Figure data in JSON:

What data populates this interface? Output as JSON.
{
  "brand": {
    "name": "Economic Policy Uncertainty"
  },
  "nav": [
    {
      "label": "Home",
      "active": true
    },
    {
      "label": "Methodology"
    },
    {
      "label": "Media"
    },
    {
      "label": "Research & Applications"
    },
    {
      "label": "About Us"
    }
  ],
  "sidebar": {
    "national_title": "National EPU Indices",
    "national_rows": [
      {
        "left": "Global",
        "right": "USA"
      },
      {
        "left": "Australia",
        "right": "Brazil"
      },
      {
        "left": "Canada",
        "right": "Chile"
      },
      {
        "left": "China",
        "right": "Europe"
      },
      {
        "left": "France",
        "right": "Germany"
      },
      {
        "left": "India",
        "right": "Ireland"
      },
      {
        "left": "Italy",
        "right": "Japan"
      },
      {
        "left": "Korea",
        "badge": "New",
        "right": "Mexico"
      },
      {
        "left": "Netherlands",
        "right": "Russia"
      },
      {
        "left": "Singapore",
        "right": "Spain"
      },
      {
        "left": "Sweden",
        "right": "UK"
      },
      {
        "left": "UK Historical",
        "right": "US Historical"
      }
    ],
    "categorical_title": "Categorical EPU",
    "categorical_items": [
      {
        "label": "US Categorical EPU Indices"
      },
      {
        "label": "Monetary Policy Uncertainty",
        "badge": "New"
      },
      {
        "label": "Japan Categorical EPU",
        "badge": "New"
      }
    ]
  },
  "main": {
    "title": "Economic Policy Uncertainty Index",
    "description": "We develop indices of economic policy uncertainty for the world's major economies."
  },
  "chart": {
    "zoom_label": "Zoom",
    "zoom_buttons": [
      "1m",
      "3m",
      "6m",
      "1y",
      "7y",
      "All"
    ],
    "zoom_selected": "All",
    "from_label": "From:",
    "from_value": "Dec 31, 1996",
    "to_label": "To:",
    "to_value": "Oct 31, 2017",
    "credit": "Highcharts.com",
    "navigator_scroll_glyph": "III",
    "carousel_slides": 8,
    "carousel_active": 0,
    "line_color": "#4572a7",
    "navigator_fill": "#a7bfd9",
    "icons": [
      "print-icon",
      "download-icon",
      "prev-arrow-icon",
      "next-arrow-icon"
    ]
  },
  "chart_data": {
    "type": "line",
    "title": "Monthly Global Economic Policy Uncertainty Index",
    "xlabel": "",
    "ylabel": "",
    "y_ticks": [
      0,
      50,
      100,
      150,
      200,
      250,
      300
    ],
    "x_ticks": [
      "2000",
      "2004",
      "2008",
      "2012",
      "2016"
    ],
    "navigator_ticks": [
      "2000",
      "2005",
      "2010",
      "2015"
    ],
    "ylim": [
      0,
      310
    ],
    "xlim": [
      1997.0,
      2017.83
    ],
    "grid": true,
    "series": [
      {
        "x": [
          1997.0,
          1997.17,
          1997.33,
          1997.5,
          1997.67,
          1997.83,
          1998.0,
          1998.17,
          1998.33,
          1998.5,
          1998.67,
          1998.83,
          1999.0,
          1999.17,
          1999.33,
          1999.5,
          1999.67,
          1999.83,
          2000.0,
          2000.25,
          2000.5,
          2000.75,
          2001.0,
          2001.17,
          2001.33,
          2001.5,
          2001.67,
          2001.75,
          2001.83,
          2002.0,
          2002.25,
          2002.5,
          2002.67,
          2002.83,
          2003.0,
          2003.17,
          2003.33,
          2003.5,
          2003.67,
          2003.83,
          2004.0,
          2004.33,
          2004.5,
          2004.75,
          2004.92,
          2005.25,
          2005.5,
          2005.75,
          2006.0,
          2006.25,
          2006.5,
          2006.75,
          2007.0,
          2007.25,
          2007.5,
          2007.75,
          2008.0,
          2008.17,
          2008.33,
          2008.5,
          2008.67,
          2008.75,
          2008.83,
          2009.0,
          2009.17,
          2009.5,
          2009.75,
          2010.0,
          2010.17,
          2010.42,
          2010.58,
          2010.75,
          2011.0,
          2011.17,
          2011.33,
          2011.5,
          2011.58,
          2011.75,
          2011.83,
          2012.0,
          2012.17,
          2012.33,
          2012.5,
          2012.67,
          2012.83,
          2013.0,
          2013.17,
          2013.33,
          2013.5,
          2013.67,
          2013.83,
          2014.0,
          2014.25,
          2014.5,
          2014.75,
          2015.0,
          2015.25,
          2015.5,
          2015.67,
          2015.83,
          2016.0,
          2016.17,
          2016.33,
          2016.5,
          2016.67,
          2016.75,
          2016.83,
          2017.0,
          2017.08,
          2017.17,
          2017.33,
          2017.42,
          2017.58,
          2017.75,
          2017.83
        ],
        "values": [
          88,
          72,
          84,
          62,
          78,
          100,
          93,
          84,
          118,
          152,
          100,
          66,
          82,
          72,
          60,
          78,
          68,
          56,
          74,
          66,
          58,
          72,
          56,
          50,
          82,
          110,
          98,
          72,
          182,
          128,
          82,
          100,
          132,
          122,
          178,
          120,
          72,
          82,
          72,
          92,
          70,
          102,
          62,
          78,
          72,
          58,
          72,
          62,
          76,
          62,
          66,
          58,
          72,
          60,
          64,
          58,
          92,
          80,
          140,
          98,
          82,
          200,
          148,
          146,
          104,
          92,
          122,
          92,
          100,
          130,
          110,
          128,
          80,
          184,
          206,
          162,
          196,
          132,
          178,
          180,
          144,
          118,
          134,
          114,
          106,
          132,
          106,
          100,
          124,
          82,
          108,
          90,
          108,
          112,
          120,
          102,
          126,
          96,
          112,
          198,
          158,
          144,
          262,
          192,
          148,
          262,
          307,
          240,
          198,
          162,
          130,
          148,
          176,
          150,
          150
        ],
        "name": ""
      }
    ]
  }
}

▶ _Brief_
Go through the entries above and count the lines containing the word "Historical"; give only that count.

▶ _Result for this task_
2